### WRITTEN REQUEST
Report only the number of lines in this material that include the string "years".

### INPUT ROWS
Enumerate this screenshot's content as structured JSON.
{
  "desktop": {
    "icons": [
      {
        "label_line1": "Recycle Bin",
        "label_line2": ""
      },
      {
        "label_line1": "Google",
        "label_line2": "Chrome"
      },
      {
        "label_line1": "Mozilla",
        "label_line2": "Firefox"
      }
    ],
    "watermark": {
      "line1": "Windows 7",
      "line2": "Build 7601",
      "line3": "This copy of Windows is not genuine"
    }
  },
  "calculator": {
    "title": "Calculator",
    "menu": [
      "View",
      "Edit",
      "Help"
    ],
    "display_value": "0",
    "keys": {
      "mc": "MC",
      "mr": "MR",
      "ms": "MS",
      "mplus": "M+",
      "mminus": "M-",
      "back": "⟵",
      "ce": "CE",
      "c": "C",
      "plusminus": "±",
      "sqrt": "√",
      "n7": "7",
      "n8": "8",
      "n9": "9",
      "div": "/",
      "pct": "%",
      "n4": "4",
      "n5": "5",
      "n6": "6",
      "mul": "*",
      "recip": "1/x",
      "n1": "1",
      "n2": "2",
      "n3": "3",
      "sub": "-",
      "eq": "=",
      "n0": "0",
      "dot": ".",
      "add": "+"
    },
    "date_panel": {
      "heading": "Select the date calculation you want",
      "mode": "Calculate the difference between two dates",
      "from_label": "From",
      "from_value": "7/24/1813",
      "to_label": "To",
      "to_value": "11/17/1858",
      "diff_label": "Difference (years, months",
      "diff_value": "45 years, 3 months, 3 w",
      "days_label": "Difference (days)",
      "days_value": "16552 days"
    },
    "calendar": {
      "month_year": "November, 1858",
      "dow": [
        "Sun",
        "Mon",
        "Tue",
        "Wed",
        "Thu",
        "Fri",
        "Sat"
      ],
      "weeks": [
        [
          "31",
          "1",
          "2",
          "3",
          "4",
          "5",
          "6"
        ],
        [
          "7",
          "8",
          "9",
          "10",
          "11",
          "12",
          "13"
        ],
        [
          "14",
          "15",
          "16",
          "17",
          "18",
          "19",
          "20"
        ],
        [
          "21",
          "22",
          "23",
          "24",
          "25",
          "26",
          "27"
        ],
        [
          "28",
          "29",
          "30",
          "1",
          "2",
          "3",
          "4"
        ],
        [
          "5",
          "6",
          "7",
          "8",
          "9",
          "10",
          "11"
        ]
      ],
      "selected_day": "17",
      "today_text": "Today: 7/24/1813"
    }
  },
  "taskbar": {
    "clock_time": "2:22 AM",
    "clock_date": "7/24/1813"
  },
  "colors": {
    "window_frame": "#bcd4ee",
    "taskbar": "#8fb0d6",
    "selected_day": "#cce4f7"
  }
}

### SOLUTION
2